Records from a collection
──────
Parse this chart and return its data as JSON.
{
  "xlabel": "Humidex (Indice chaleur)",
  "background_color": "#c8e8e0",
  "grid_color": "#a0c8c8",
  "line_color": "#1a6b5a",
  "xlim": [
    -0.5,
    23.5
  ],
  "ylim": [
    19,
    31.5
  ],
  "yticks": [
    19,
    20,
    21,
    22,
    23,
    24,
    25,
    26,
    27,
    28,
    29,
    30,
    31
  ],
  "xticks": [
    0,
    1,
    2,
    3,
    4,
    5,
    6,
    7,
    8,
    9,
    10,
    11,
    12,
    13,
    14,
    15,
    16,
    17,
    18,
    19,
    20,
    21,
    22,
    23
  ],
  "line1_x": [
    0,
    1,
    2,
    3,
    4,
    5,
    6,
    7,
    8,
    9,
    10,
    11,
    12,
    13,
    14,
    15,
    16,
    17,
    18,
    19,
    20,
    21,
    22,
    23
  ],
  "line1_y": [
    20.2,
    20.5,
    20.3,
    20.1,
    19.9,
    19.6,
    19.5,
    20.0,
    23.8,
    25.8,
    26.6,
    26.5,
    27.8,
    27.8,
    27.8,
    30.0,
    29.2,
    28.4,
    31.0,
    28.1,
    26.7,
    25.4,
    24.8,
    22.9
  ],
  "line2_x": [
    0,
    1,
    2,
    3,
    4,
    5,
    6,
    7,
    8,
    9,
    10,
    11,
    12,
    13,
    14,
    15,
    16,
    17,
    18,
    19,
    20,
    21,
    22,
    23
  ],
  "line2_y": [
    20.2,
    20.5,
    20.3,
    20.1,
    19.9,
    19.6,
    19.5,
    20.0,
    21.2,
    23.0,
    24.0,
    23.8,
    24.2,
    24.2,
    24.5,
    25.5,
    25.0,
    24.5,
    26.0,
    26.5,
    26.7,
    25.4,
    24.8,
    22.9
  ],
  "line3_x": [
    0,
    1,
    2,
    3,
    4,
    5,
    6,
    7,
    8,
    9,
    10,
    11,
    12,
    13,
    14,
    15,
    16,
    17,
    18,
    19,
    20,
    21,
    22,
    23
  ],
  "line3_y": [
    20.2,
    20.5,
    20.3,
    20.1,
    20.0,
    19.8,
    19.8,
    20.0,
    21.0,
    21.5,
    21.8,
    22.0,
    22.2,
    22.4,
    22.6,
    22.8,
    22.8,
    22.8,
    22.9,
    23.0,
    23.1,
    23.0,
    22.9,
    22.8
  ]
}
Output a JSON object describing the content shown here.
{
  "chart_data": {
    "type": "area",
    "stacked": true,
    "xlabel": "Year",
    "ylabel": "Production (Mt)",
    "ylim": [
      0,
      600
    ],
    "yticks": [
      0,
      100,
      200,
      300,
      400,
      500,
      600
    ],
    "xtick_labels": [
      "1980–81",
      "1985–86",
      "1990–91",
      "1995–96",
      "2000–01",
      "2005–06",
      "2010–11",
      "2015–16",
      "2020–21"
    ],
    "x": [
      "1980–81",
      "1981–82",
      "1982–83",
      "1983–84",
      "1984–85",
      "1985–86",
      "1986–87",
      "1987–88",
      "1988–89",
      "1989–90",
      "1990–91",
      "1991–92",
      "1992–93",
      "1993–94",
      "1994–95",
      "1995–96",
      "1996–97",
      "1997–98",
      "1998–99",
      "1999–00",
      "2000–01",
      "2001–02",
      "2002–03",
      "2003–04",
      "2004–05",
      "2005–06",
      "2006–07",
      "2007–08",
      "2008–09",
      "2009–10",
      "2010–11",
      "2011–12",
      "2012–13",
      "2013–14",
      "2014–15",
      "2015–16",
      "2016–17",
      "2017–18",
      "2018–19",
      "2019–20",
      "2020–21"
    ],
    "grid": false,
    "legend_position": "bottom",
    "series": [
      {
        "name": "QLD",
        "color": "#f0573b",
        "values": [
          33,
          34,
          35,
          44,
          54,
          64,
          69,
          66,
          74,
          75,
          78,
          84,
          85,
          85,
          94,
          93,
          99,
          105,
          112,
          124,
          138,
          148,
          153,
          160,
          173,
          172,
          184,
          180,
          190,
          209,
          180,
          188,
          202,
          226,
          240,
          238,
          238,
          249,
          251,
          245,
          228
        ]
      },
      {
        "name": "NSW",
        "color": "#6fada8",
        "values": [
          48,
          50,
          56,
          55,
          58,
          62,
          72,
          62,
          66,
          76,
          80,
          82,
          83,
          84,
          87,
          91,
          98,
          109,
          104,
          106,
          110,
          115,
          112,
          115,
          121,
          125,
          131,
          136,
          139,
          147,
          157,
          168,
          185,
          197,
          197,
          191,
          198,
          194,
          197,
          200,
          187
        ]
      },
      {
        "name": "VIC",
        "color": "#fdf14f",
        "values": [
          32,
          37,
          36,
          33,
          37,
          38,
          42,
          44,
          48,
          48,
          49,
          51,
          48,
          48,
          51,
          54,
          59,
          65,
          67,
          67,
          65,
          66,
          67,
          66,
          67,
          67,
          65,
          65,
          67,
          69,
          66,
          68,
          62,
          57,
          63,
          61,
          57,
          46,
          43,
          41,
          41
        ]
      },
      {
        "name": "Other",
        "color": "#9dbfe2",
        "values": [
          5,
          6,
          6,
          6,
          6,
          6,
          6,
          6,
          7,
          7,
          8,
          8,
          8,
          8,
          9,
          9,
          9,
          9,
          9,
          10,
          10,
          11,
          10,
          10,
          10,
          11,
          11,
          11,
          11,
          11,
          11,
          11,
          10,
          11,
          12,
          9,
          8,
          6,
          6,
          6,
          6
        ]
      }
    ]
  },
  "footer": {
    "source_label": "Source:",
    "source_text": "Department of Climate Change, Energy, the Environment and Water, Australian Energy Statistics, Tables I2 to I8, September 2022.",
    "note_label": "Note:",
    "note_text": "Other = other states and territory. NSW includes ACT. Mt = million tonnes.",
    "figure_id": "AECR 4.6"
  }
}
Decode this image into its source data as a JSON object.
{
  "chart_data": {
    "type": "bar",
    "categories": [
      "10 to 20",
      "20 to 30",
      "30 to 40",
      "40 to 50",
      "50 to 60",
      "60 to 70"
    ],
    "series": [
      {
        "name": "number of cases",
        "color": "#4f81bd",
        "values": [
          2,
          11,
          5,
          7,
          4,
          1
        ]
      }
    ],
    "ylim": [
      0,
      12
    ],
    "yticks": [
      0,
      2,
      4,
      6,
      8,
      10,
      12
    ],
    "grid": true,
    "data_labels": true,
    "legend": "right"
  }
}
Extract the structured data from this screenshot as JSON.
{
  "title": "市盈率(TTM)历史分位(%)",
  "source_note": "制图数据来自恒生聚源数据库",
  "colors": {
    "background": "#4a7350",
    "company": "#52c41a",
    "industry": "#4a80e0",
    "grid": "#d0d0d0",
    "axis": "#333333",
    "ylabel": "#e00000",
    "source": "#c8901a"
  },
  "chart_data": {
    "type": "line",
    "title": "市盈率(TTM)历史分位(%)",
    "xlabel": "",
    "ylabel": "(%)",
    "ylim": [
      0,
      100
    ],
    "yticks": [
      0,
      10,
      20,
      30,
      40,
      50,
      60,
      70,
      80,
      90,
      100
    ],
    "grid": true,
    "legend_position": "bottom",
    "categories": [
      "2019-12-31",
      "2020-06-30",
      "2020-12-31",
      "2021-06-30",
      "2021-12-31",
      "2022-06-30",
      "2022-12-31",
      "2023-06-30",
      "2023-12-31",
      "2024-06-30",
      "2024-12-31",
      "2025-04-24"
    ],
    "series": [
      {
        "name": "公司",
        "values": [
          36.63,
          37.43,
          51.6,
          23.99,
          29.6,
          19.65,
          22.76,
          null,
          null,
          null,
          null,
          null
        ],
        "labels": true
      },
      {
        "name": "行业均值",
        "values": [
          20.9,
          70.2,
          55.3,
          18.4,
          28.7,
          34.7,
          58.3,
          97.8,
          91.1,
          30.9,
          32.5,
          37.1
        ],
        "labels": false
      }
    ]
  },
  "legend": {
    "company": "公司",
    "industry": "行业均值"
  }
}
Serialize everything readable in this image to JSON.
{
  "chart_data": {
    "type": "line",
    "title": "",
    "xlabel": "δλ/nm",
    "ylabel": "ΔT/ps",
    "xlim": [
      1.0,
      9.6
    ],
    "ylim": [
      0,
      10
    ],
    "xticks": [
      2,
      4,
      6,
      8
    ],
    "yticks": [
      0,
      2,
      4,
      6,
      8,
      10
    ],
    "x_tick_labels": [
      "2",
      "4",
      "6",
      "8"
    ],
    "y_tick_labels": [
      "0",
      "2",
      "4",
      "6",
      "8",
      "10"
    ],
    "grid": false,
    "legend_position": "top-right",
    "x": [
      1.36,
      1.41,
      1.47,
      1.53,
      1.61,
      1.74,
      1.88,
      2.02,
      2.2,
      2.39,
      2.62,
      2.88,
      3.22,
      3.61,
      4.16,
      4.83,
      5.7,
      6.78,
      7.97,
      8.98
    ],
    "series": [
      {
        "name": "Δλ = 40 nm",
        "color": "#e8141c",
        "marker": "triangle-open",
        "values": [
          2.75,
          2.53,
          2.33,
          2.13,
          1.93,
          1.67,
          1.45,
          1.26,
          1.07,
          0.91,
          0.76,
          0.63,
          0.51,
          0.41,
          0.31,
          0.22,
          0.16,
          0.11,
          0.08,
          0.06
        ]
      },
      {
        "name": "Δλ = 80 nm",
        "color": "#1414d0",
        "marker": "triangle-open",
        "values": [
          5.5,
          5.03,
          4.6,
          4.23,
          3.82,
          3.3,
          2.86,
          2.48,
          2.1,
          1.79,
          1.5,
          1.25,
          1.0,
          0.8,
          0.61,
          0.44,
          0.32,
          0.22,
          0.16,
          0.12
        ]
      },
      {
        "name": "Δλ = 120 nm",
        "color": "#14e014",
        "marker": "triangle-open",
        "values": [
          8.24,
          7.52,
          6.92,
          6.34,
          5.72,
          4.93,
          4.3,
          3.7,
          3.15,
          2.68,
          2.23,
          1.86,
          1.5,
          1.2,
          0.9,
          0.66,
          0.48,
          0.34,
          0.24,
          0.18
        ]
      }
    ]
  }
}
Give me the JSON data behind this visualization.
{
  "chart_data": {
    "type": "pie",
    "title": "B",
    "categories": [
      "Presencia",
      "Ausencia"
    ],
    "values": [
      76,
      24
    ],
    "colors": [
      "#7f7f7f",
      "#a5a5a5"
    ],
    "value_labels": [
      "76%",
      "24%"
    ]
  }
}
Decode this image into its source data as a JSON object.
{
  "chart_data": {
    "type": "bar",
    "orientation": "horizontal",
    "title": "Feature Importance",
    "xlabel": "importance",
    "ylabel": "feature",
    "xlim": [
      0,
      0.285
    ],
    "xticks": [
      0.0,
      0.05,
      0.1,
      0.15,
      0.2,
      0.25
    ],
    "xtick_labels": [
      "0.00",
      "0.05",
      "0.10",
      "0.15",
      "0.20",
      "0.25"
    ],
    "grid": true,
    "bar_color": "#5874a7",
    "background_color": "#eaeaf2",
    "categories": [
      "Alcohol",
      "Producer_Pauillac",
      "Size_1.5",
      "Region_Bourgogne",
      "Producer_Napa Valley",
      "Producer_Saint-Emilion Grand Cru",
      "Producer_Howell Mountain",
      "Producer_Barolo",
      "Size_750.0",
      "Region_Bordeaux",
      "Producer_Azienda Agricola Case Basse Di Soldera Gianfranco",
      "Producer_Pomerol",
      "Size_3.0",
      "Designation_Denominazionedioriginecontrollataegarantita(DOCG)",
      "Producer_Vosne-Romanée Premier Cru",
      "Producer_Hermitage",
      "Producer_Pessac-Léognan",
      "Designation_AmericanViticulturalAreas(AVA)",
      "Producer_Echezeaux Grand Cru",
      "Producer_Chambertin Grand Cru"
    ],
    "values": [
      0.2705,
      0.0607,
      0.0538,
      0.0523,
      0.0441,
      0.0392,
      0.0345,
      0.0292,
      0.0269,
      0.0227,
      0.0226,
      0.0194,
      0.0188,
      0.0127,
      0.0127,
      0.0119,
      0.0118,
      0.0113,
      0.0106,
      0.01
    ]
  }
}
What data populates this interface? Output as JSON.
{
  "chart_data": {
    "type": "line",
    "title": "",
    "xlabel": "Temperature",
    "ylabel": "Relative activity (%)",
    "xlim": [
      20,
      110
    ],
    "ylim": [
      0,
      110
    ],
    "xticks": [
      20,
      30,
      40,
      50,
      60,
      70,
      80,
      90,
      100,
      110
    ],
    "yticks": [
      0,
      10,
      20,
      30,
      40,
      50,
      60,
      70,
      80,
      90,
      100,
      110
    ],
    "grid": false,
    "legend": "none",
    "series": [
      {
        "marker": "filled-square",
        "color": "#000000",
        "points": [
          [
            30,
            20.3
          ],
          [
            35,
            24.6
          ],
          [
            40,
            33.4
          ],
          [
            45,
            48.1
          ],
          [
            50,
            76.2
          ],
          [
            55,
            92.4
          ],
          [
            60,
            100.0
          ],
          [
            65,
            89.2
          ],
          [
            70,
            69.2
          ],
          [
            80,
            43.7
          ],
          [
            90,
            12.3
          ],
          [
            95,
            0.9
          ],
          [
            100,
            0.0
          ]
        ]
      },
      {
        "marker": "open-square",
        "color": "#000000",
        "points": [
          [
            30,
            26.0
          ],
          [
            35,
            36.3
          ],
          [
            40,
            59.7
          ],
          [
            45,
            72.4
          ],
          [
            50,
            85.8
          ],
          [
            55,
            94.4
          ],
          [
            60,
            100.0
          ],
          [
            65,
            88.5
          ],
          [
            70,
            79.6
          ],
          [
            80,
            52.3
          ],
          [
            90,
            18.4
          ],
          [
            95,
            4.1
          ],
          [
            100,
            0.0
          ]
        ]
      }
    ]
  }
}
──────
◆ **Prompt**:
Look for the word "ylabel" and return every line where it occurs.

◆ **Response**:
    "ylabel": "Production (Mt)",
    "ylabel": "#e00000",
    "ylabel": "(%)",
    "ylabel": "ΔT/ps",
    "ylabel": "feature",
    "ylabel": "Relative activity (%)",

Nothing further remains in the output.